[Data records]
⟨

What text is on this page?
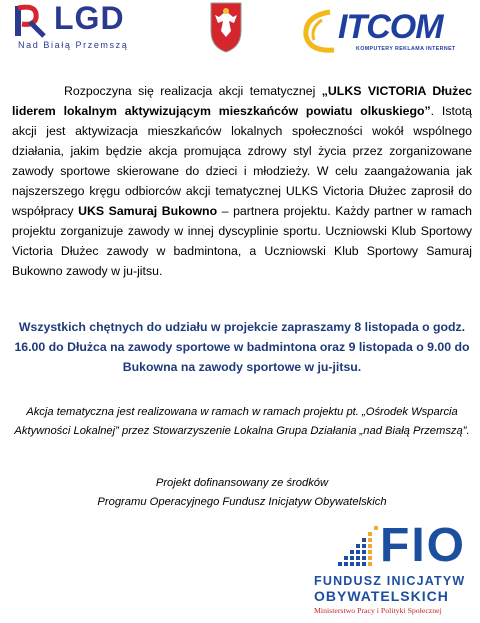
LGD
Nad Białą Przemszą	ITCOM
KOMPUTERY REKLAMA INTERNET

Rozpoczyna się realizacja akcji tematycznej „ULKS VICTORIA Dłużec liderem lokalnym aktywizującym mieszkańców powiatu olkuskiego”. Istotą akcji jest aktywizacja mieszkańców lokalnych społeczności wokół wspólnego działania, jakim będzie akcja promująca zdrowy styl życia przez zorganizowane zawody sportowe skierowane do dzieci i młodzieży. W celu zaangażowania jak najszerszego kręgu odbiorców akcji tematycznej ULKS Victoria Dłużec zaprosił do współpracy UKS Samuraj Bukowno – partnera projektu. Każdy partner w ramach projektu zorganizuje zawody w innej dyscyplinie sportu. Uczniowski Klub Sportowy Victoria Dłużec zawody w badmintona, a Uczniowski Klub Sportowy Samuraj Bukowno zawody w ju-jitsu.

Wszystkich chętnych do udziału w projekcie zapraszamy 8 listopada o godz. 16.00 do Dłużca na zawody sportowe w badmintona oraz 9 listopada o 9.00 do Bukowna na zawody sportowe w ju-jitsu.

Akcja tematyczna jest realizowana w ramach w ramach projektu pt. „Ośrodek Wsparcia Aktywności Lokalnej” przez Stowarzyszenie Lokalna Grupa Działania „nad Białą Przemszą”.

Projekt dofinansowany ze środków
Programu Operacyjnego Fundusz Inicjatyw Obywatelskich

FIO
FUNDUSZ INICJATYW
OBYWATELSKICH
Ministerstwo Pracy i Polityki Społecznej
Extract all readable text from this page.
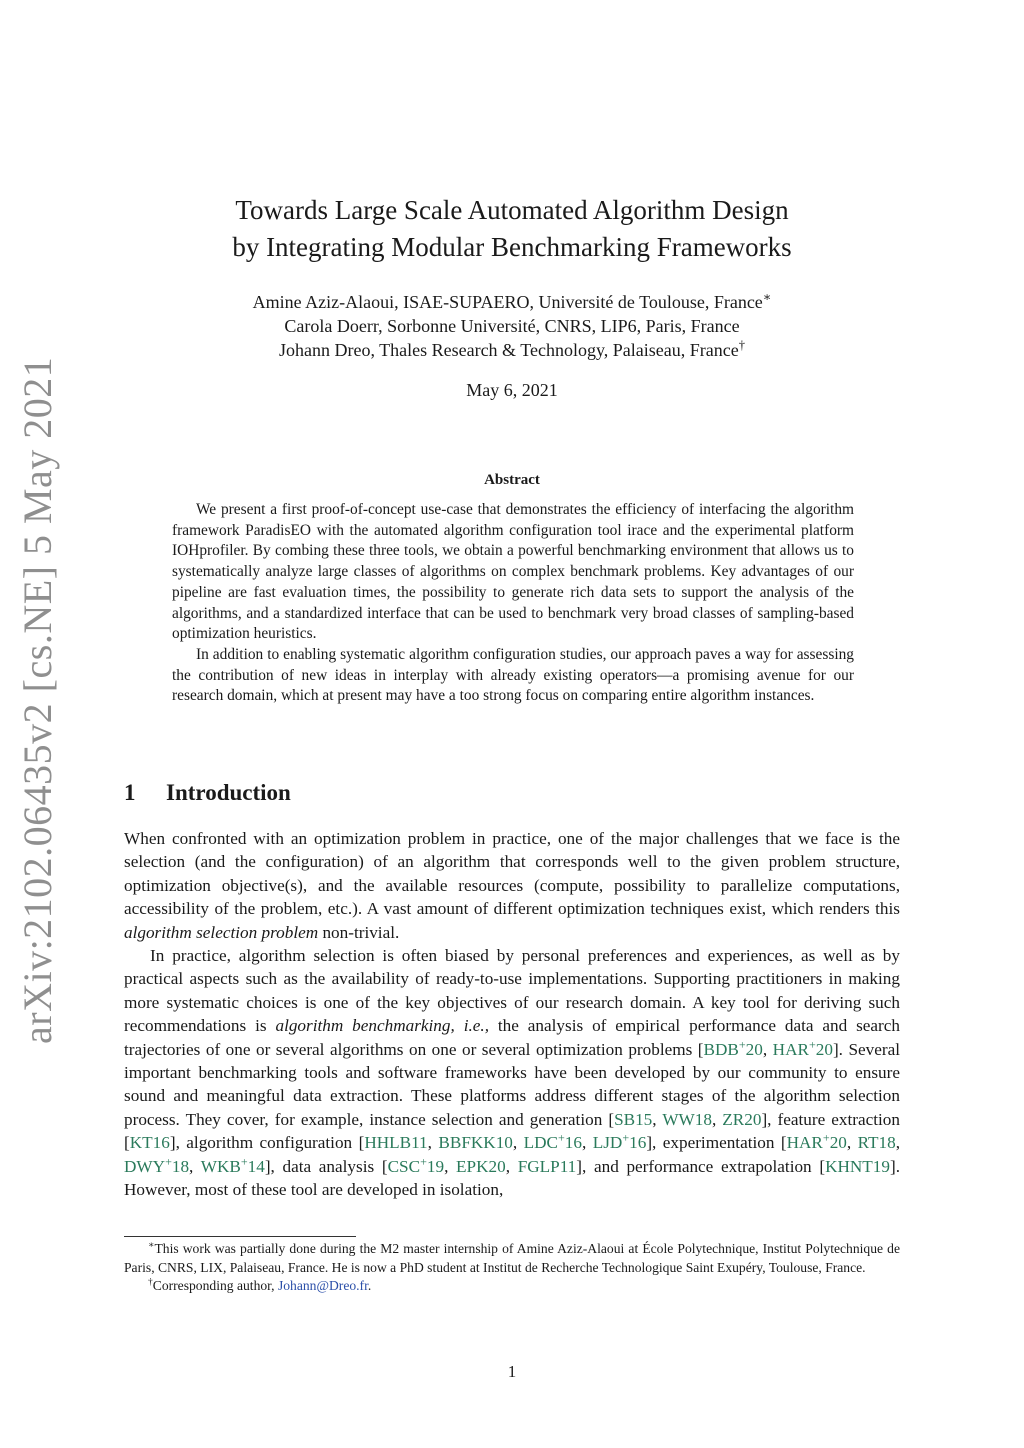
arXiv:2102.06435v2 [cs.NE] 5 May 2021
Towards Large Scale Automated Algorithm Design
by Integrating Modular Benchmarking Frameworks
Amine Aziz-Alaoui, ISAE-SUPAERO, Université de Toulouse, France∗
Carola Doerr, Sorbonne Université, CNRS, LIP6, Paris, France
Johann Dreo, Thales Research & Technology, Palaiseau, France†
May 6, 2021
Abstract

We present a first proof-of-concept use-case that demonstrates the efficiency of interfacing the algorithm framework ParadisEO with the automated algorithm configuration tool irace and the experimental platform IOHprofiler. By combing these three tools, we obtain a powerful benchmarking environment that allows us to systematically analyze large classes of algorithms on complex benchmark problems. Key advantages of our pipeline are fast evaluation times, the possibility to generate rich data sets to support the analysis of the algorithms, and a standardized interface that can be used to benchmark very broad classes of sampling-based optimization heuristics.

In addition to enabling systematic algorithm configuration studies, our approach paves a way for assessing the contribution of new ideas in interplay with already existing operators—a promising avenue for our research domain, which at present may have a too strong focus on comparing entire algorithm instances.

1 Introduction

When confronted with an optimization problem in practice, one of the major challenges that we face is the selection (and the configuration) of an algorithm that corresponds well to the given problem structure, optimization objective(s), and the available resources (compute, possibility to parallelize computations, accessibility of the problem, etc.). A vast amount of different optimization techniques exist, which renders this algorithm selection problem non-trivial.

In practice, algorithm selection is often biased by personal preferences and experiences, as well as by practical aspects such as the availability of ready-to-use implementations. Supporting practitioners in making more systematic choices is one of the key objectives of our research domain. A key tool for deriving such recommendations is algorithm benchmarking, i.e., the analysis of empirical performance data and search trajectories of one or several algorithms on one or several optimization problems [BDB+20, HAR+20]. Several important benchmarking tools and software frameworks have been developed by our community to ensure sound and meaningful data extraction. These platforms address different stages of the algorithm selection process. They cover, for example, instance selection and generation [SB15, WW18, ZR20], feature extraction [KT16], algorithm configuration [HHLB11, BBFKK10, LDC+16, LJD+16], experimentation [HAR+20, RT18, DWY+18, WKB+14], data analysis [CSC+19, EPK20, FGLP11], and performance extrapolation [KHNT19]. However, most of these tool are developed in isolation,

∗This work was partially done during the M2 master internship of Amine Aziz-Alaoui at École Polytechnique, Institut Polytechnique de Paris, CNRS, LIX, Palaiseau, France. He is now a PhD student at Institut de Recherche Technologique Saint Exupéry, Toulouse, France.

†Corresponding author, Johann@Dreo.fr.

1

⟩

§ **REQUIREMENTS**
The records above are to be restated exactly, without their pictures.

§ **ANSWER IN FULL**
What text is on this page?
LGD
Nad Białą Przemszą	ITCOM
KOMPUTERY REKLAMA INTERNET

Rozpoczyna się realizacja akcji tematycznej „ULKS VICTORIA Dłużec liderem lokalnym aktywizującym mieszkańców powiatu olkuskiego”. Istotą akcji jest aktywizacja mieszkańców lokalnych społeczności wokół wspólnego działania, jakim będzie akcja promująca zdrowy styl życia przez zorganizowane zawody sportowe skierowane do dzieci i młodzieży. W celu zaangażowania jak najszerszego kręgu odbiorców akcji tematycznej ULKS Victoria Dłużec zaprosił do współpracy UKS Samuraj Bukowno – partnera projektu. Każdy partner w ramach projektu zorganizuje zawody w innej dyscyplinie sportu. Uczniowski Klub Sportowy Victoria Dłużec zawody w badmintona, a Uczniowski Klub Sportowy Samuraj Bukowno zawody w ju-jitsu.

Wszystkich chętnych do udziału w projekcie zapraszamy 8 listopada o godz. 16.00 do Dłużca na zawody sportowe w badmintona oraz 9 listopada o 9.00 do Bukowna na zawody sportowe w ju-jitsu.

Akcja tematyczna jest realizowana w ramach w ramach projektu pt. „Ośrodek Wsparcia Aktywności Lokalnej” przez Stowarzyszenie Lokalna Grupa Działania „nad Białą Przemszą”.

Projekt dofinansowany ze środków
Programu Operacyjnego Fundusz Inicjatyw Obywatelskich

FIO
FUNDUSZ INICJATYW
OBYWATELSKICH
Ministerstwo Pracy i Polityki Społecznej
Extract all readable text from this page.
arXiv:2102.06435v2 [cs.NE] 5 May 2021
Towards Large Scale Automated Algorithm Design
by Integrating Modular Benchmarking Frameworks
Amine Aziz-Alaoui, ISAE-SUPAERO, Université de Toulouse, France∗
Carola Doerr, Sorbonne Université, CNRS, LIP6, Paris, France
Johann Dreo, Thales Research & Technology, Palaiseau, France†
May 6, 2021
Abstract

We present a first proof-of-concept use-case that demonstrates the efficiency of interfacing the algorithm framework ParadisEO with the automated algorithm configuration tool irace and the experimental platform IOHprofiler. By combing these three tools, we obtain a powerful benchmarking environment that allows us to systematically analyze large classes of algorithms on complex benchmark problems. Key advantages of our pipeline are fast evaluation times, the possibility to generate rich data sets to support the analysis of the algorithms, and a standardized interface that can be used to benchmark very broad classes of sampling-based optimization heuristics.

In addition to enabling systematic algorithm configuration studies, our approach paves a way for assessing the contribution of new ideas in interplay with already existing operators—a promising avenue for our research domain, which at present may have a too strong focus on comparing entire algorithm instances.

1 Introduction

When confronted with an optimization problem in practice, one of the major challenges that we face is the selection (and the configuration) of an algorithm that corresponds well to the given problem structure, optimization objective(s), and the available resources (compute, possibility to parallelize computations, accessibility of the problem, etc.). A vast amount of different optimization techniques exist, which renders this algorithm selection problem non-trivial.

In practice, algorithm selection is often biased by personal preferences and experiences, as well as by practical aspects such as the availability of ready-to-use implementations. Supporting practitioners in making more systematic choices is one of the key objectives of our research domain. A key tool for deriving such recommendations is algorithm benchmarking, i.e., the analysis of empirical performance data and search trajectories of one or several algorithms on one or several optimization problems [BDB+20, HAR+20]. Several important benchmarking tools and software frameworks have been developed by our community to ensure sound and meaningful data extraction. These platforms address different stages of the algorithm selection process. They cover, for example, instance selection and generation [SB15, WW18, ZR20], feature extraction [KT16], algorithm configuration [HHLB11, BBFKK10, LDC+16, LJD+16], experimentation [HAR+20, RT18, DWY+18, WKB+14], data analysis [CSC+19, EPK20, FGLP11], and performance extrapolation [KHNT19]. However, most of these tool are developed in isolation,

∗This work was partially done during the M2 master internship of Amine Aziz-Alaoui at École Polytechnique, Institut Polytechnique de Paris, CNRS, LIX, Palaiseau, France. He is now a PhD student at Institut de Recherche Technologique Saint Exupéry, Toulouse, France.

†Corresponding author, Johann@Dreo.fr.

1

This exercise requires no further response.